Problem to work on: Images excluded, repeat each entry below exactly.

***** Entries supplied *****

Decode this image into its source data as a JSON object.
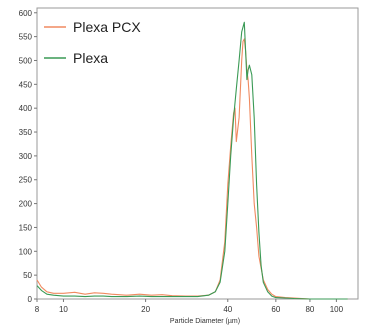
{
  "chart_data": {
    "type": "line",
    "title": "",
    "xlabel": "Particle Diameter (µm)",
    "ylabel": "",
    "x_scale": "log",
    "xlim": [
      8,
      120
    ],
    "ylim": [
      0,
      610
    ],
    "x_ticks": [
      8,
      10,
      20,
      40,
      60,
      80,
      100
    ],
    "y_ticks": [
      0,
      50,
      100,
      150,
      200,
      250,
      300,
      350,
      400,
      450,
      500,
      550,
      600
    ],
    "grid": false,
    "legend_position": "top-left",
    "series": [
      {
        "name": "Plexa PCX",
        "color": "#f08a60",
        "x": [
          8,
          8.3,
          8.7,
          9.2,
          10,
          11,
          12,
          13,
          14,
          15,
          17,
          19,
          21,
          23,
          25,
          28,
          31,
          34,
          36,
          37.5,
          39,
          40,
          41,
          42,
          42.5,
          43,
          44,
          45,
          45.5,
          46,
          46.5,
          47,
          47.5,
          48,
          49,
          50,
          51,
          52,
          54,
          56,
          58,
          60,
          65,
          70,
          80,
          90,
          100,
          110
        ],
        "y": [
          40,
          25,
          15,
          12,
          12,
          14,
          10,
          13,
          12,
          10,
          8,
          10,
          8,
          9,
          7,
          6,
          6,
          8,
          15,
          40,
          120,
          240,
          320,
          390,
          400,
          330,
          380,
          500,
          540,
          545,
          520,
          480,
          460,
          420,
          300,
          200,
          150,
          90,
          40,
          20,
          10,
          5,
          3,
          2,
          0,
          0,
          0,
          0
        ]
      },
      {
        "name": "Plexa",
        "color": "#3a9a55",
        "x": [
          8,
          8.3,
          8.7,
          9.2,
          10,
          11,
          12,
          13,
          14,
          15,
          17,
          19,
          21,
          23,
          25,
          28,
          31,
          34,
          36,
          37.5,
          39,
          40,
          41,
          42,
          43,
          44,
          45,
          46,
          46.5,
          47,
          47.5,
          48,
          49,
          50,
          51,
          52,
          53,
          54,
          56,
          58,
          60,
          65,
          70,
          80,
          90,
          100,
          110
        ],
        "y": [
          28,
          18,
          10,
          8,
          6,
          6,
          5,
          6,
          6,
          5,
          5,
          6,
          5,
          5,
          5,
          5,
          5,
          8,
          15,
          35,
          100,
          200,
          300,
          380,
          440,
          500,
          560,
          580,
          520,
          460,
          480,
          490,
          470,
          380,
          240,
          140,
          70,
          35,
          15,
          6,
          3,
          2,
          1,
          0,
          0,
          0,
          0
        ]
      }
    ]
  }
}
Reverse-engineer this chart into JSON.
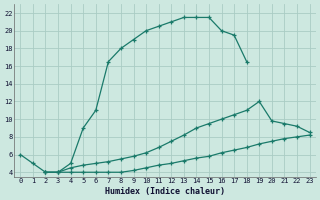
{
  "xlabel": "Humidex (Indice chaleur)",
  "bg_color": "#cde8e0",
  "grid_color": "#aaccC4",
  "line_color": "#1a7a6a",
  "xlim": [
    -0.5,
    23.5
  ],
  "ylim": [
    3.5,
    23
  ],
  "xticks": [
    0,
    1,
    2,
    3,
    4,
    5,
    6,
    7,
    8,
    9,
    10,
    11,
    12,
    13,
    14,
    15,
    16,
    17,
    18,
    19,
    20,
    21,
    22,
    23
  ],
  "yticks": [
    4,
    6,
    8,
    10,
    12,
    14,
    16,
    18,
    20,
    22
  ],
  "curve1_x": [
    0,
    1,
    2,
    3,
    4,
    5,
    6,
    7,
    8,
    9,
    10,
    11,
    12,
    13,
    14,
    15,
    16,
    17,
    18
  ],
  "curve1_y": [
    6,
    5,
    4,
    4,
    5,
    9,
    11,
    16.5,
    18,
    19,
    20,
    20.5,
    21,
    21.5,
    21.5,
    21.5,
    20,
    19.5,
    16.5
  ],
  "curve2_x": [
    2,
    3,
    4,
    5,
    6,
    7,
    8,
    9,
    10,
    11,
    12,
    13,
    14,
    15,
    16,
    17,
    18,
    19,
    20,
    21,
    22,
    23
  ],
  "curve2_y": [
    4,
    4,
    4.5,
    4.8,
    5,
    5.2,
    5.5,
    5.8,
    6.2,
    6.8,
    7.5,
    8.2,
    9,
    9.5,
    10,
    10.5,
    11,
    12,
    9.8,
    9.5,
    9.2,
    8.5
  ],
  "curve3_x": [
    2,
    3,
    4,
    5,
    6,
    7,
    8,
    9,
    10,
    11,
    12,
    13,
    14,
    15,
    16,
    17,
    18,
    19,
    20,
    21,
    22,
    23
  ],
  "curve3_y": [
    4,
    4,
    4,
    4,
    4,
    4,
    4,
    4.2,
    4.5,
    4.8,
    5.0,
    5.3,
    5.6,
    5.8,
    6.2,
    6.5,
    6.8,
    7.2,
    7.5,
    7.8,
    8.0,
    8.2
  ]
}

*****

Exercise solution:
Decode this image into its source data as a JSON object.
{
  "chart_data": {
    "type": "line",
    "title": "",
    "xlabel": "Particle Diameter (µm)",
    "ylabel": "",
    "x_scale": "log",
    "xlim": [
      8,
      120
    ],
    "ylim": [
      0,
      610
    ],
    "x_ticks": [
      8,
      10,
      20,
      40,
      60,
      80,
      100
    ],
    "y_ticks": [
      0,
      50,
      100,
      150,
      200,
      250,
      300,
      350,
      400,
      450,
      500,
      550,
      600
    ],
    "grid": false,
    "legend_position": "top-left",
    "series": [
      {
        "name": "Plexa PCX",
        "color": "#f08a60",
        "x": [
          8,
          8.3,
          8.7,
          9.2,
          10,
          11,
          12,
          13,
          14,
          15,
          17,
          19,
          21,
          23,
          25,
          28,
          31,
          34,
          36,
          37.5,
          39,
          40,
          41,
          42,
          42.5,
          43,
          44,
          45,
          45.5,
          46,
          46.5,
          47,
          47.5,
          48,
          49,
          50,
          51,
          52,
          54,
          56,
          58,
          60,
          65,
          70,
          80,
          90,
          100,
          110
        ],
        "y": [
          40,
          25,
          15,
          12,
          12,
          14,
          10,
          13,
          12,
          10,
          8,
          10,
          8,
          9,
          7,
          6,
          6,
          8,
          15,
          40,
          120,
          240,
          320,
          390,
          400,
          330,
          380,
          500,
          540,
          545,
          520,
          480,
          460,
          420,
          300,
          200,
          150,
          90,
          40,
          20,
          10,
          5,
          3,
          2,
          0,
          0,
          0,
          0
        ]
      },
      {
        "name": "Plexa",
        "color": "#3a9a55",
        "x": [
          8,
          8.3,
          8.7,
          9.2,
          10,
          11,
          12,
          13,
          14,
          15,
          17,
          19,
          21,
          23,
          25,
          28,
          31,
          34,
          36,
          37.5,
          39,
          40,
          41,
          42,
          43,
          44,
          45,
          46,
          46.5,
          47,
          47.5,
          48,
          49,
          50,
          51,
          52,
          53,
          54,
          56,
          58,
          60,
          65,
          70,
          80,
          90,
          100,
          110
        ],
        "y": [
          28,
          18,
          10,
          8,
          6,
          6,
          5,
          6,
          6,
          5,
          5,
          6,
          5,
          5,
          5,
          5,
          5,
          8,
          15,
          35,
          100,
          200,
          300,
          380,
          440,
          500,
          560,
          580,
          520,
          460,
          480,
          490,
          470,
          380,
          240,
          140,
          70,
          35,
          15,
          6,
          3,
          2,
          1,
          0,
          0,
          0,
          0
        ]
      }
    ]
  }
}
Reverse-engineer this chart into JSON.
{
  "xlabel": "Humidex (Indice chaleur)",
  "bg_color": "#cde8e0",
  "grid_color": "#aaccC4",
  "line_color": "#1a7a6a",
  "xlim": [
    -0.5,
    23.5
  ],
  "ylim": [
    3.5,
    23
  ],
  "xticks": [
    0,
    1,
    2,
    3,
    4,
    5,
    6,
    7,
    8,
    9,
    10,
    11,
    12,
    13,
    14,
    15,
    16,
    17,
    18,
    19,
    20,
    21,
    22,
    23
  ],
  "yticks": [
    4,
    6,
    8,
    10,
    12,
    14,
    16,
    18,
    20,
    22
  ],
  "curve1_x": [
    0,
    1,
    2,
    3,
    4,
    5,
    6,
    7,
    8,
    9,
    10,
    11,
    12,
    13,
    14,
    15,
    16,
    17,
    18
  ],
  "curve1_y": [
    6,
    5,
    4,
    4,
    5,
    9,
    11,
    16.5,
    18,
    19,
    20,
    20.5,
    21,
    21.5,
    21.5,
    21.5,
    20,
    19.5,
    16.5
  ],
  "curve2_x": [
    2,
    3,
    4,
    5,
    6,
    7,
    8,
    9,
    10,
    11,
    12,
    13,
    14,
    15,
    16,
    17,
    18,
    19,
    20,
    21,
    22,
    23
  ],
  "curve2_y": [
    4,
    4,
    4.5,
    4.8,
    5,
    5.2,
    5.5,
    5.8,
    6.2,
    6.8,
    7.5,
    8.2,
    9,
    9.5,
    10,
    10.5,
    11,
    12,
    9.8,
    9.5,
    9.2,
    8.5
  ],
  "curve3_x": [
    2,
    3,
    4,
    5,
    6,
    7,
    8,
    9,
    10,
    11,
    12,
    13,
    14,
    15,
    16,
    17,
    18,
    19,
    20,
    21,
    22,
    23
  ],
  "curve3_y": [
    4,
    4,
    4,
    4,
    4,
    4,
    4,
    4.2,
    4.5,
    4.8,
    5.0,
    5.3,
    5.6,
    5.8,
    6.2,
    6.5,
    6.8,
    7.2,
    7.5,
    7.8,
    8.0,
    8.2
  ]
}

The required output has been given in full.